Source data
--- START ---

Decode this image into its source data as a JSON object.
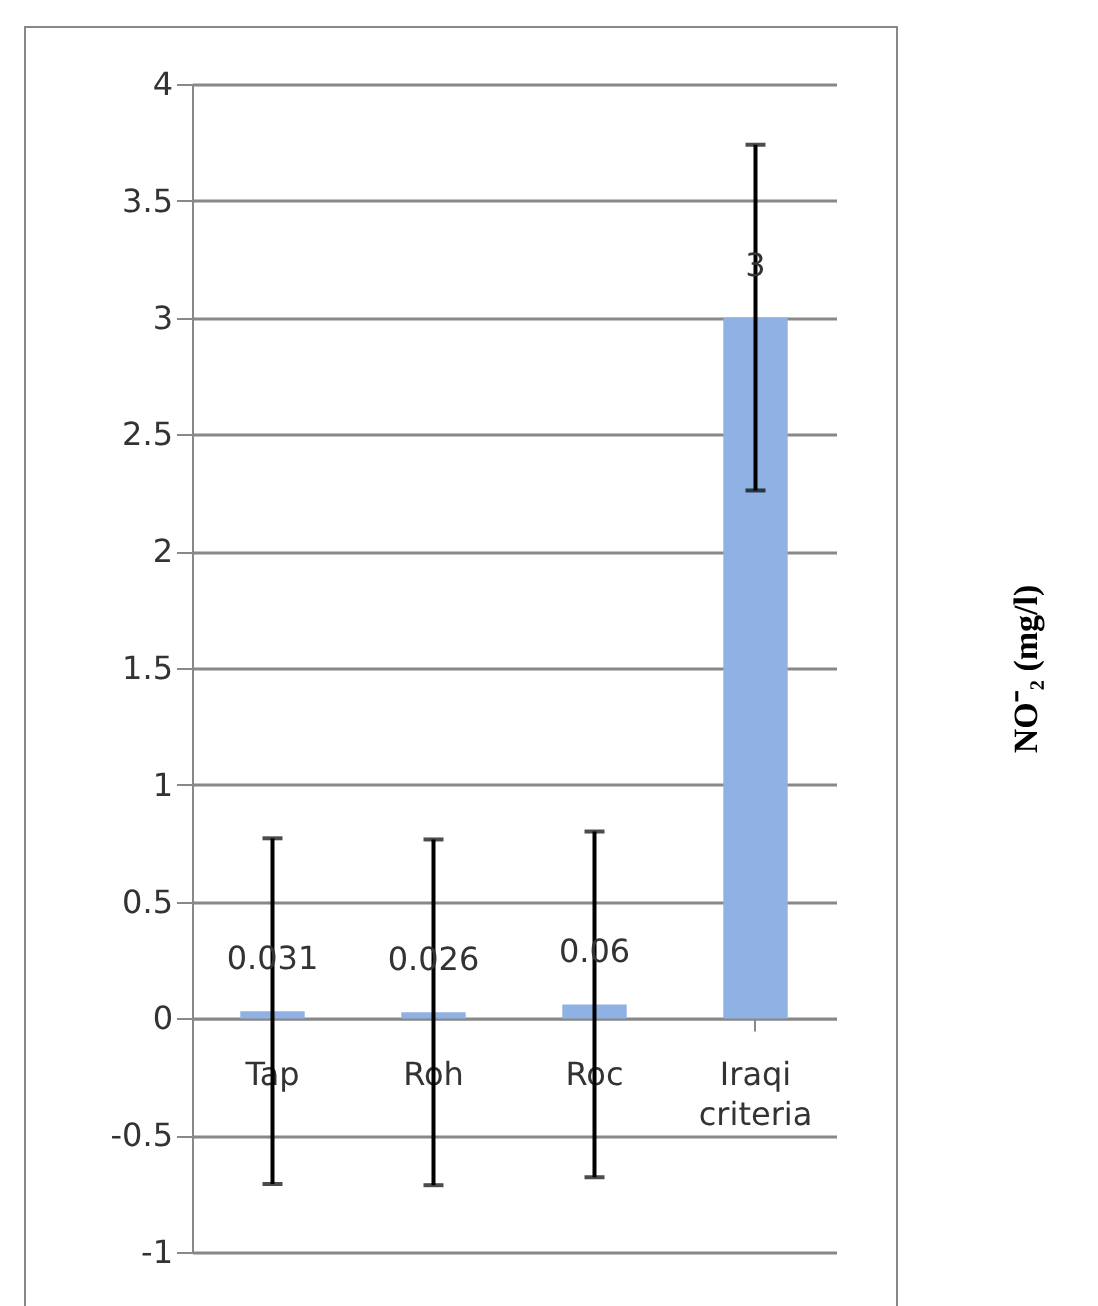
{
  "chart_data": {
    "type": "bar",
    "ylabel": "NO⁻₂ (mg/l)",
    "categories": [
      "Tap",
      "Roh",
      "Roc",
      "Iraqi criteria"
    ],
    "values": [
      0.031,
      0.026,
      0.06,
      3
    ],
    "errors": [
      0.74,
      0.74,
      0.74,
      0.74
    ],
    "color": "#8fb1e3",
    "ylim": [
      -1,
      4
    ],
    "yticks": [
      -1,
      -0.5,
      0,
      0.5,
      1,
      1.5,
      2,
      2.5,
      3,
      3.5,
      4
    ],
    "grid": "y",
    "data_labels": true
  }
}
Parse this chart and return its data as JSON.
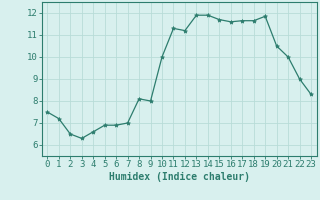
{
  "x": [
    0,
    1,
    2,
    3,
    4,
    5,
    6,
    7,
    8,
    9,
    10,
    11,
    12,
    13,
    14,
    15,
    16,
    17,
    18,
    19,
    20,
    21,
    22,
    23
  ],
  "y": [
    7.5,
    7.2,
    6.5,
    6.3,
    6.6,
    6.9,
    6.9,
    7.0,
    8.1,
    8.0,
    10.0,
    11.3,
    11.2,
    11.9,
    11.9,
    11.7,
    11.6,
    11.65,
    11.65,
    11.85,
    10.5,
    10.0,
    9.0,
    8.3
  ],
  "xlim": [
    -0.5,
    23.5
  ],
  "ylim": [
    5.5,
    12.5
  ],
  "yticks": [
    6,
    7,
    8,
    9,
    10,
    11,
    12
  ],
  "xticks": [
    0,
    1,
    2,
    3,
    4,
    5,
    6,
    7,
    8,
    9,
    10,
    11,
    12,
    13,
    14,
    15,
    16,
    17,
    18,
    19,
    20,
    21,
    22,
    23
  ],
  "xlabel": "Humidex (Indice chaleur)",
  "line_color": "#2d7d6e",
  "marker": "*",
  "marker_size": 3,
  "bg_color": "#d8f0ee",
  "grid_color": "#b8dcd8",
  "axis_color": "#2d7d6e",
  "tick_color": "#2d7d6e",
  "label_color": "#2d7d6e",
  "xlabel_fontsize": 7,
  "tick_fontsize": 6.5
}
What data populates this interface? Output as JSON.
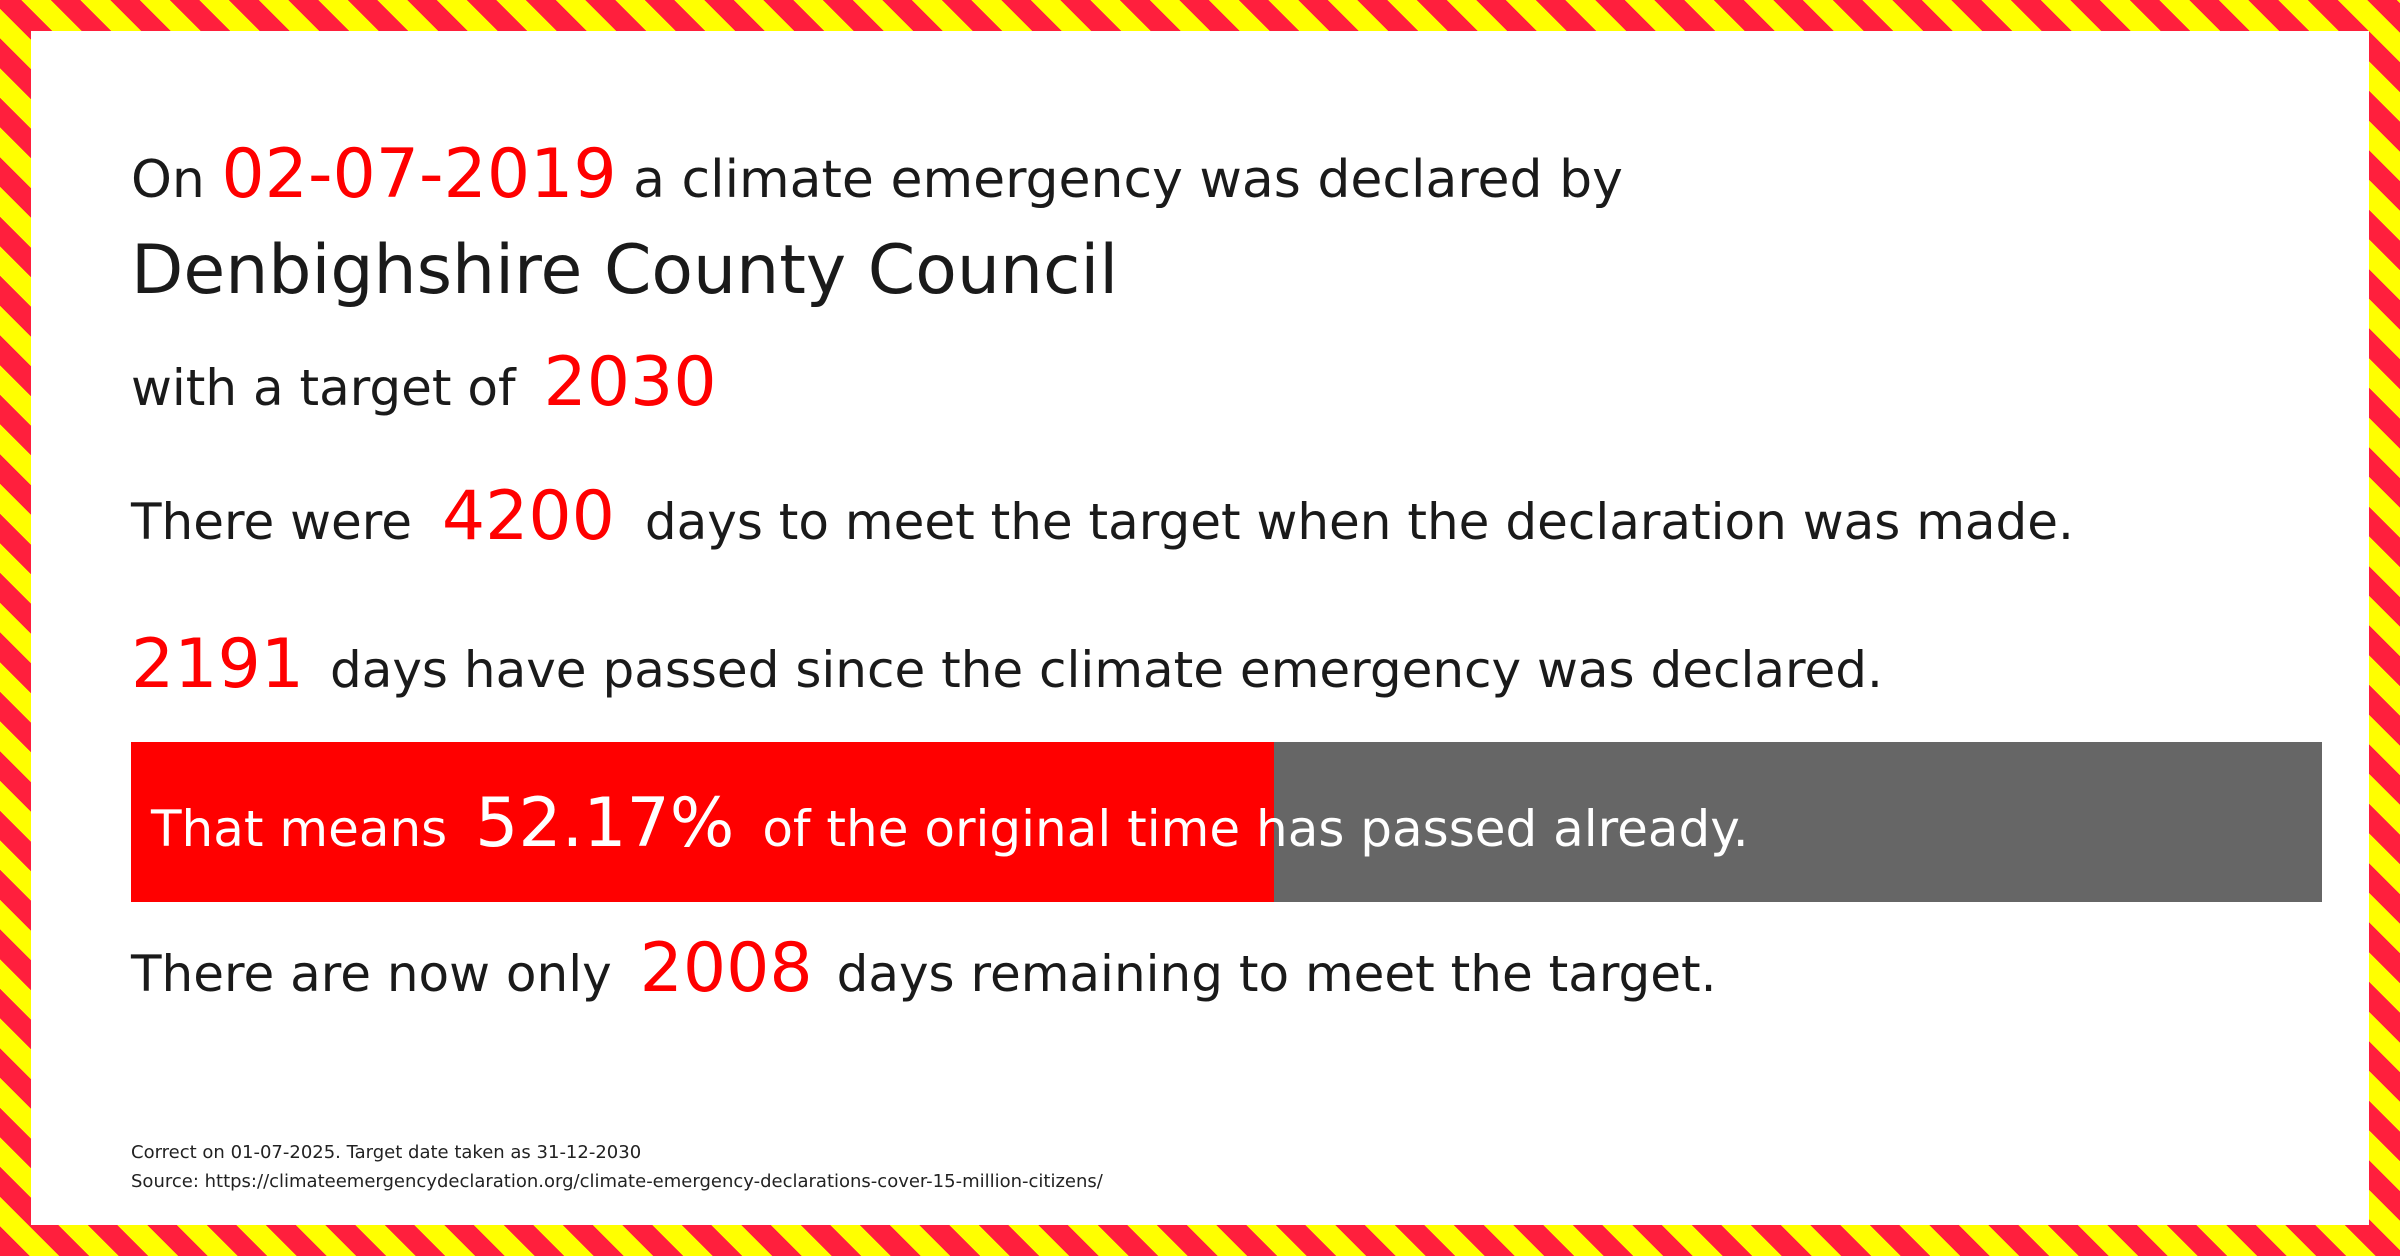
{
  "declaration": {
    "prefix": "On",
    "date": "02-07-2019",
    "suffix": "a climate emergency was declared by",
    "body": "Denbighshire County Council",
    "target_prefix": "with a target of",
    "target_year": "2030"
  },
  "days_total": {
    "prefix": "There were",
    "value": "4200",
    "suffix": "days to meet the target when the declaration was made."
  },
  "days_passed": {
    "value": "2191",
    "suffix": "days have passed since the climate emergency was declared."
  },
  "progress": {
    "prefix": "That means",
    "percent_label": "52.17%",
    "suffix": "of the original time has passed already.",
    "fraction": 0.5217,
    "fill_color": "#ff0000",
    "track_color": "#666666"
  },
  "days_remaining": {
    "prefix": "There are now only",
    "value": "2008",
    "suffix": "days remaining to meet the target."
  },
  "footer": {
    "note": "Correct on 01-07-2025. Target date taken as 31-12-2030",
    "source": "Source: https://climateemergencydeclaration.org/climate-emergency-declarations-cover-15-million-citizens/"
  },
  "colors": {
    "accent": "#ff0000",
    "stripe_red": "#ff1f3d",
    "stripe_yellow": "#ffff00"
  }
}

--- END ---

## WRITTEN EXERCISE:
Except for the pictures, give all the material above again verbatim.

## RESPONSE BELOW:
Decode this image into its source data as a JSON object.
{
  "chart_data": {
    "type": "bar",
    "ylabel": "NO⁻₂ (mg/l)",
    "categories": [
      "Tap",
      "Roh",
      "Roc",
      "Iraqi criteria"
    ],
    "values": [
      0.031,
      0.026,
      0.06,
      3
    ],
    "errors": [
      0.74,
      0.74,
      0.74,
      0.74
    ],
    "color": "#8fb1e3",
    "ylim": [
      -1,
      4
    ],
    "yticks": [
      -1,
      -0.5,
      0,
      0.5,
      1,
      1.5,
      2,
      2.5,
      3,
      3.5,
      4
    ],
    "grid": "y",
    "data_labels": true
  }
}
Parse this chart and return its data as JSON.
{
  "x": [
    0,
    1,
    2,
    3,
    4,
    5,
    6,
    7,
    8,
    9,
    10,
    11,
    12,
    13,
    14,
    15,
    16,
    17,
    18,
    19,
    20,
    21,
    22,
    23
  ],
  "y": [
    7.5,
    7.2,
    6.5,
    6.3,
    6.6,
    6.9,
    6.9,
    7.0,
    8.1,
    8.0,
    10.0,
    11.3,
    11.2,
    11.9,
    11.9,
    11.7,
    11.6,
    11.65,
    11.65,
    11.85,
    10.5,
    10.0,
    9.0,
    8.3
  ],
  "xlim": [
    -0.5,
    23.5
  ],
  "ylim": [
    5.5,
    12.5
  ],
  "yticks": [
    6,
    7,
    8,
    9,
    10,
    11,
    12
  ],
  "xticks": [
    0,
    1,
    2,
    3,
    4,
    5,
    6,
    7,
    8,
    9,
    10,
    11,
    12,
    13,
    14,
    15,
    16,
    17,
    18,
    19,
    20,
    21,
    22,
    23
  ],
  "xlabel": "Humidex (Indice chaleur)",
  "line_color": "#2d7d6e",
  "marker": "*",
  "marker_size": 3,
  "bg_color": "#d8f0ee",
  "grid_color": "#b8dcd8",
  "axis_color": "#2d7d6e",
  "tick_color": "#2d7d6e",
  "label_color": "#2d7d6e",
  "xlabel_fontsize": 7,
  "tick_fontsize": 6.5
}
What data populates this interface? Output as JSON.
{
  "declaration": {
    "prefix": "On",
    "date": "02-07-2019",
    "suffix": "a climate emergency was declared by",
    "body": "Denbighshire County Council",
    "target_prefix": "with a target of",
    "target_year": "2030"
  },
  "days_total": {
    "prefix": "There were",
    "value": "4200",
    "suffix": "days to meet the target when the declaration was made."
  },
  "days_passed": {
    "value": "2191",
    "suffix": "days have passed since the climate emergency was declared."
  },
  "progress": {
    "prefix": "That means",
    "percent_label": "52.17%",
    "suffix": "of the original time has passed already.",
    "fraction": 0.5217,
    "fill_color": "#ff0000",
    "track_color": "#666666"
  },
  "days_remaining": {
    "prefix": "There are now only",
    "value": "2008",
    "suffix": "days remaining to meet the target."
  },
  "footer": {
    "note": "Correct on 01-07-2025. Target date taken as 31-12-2030",
    "source": "Source: https://climateemergencydeclaration.org/climate-emergency-declarations-cover-15-million-citizens/"
  },
  "colors": {
    "accent": "#ff0000",
    "stripe_red": "#ff1f3d",
    "stripe_yellow": "#ffff00"
  }
}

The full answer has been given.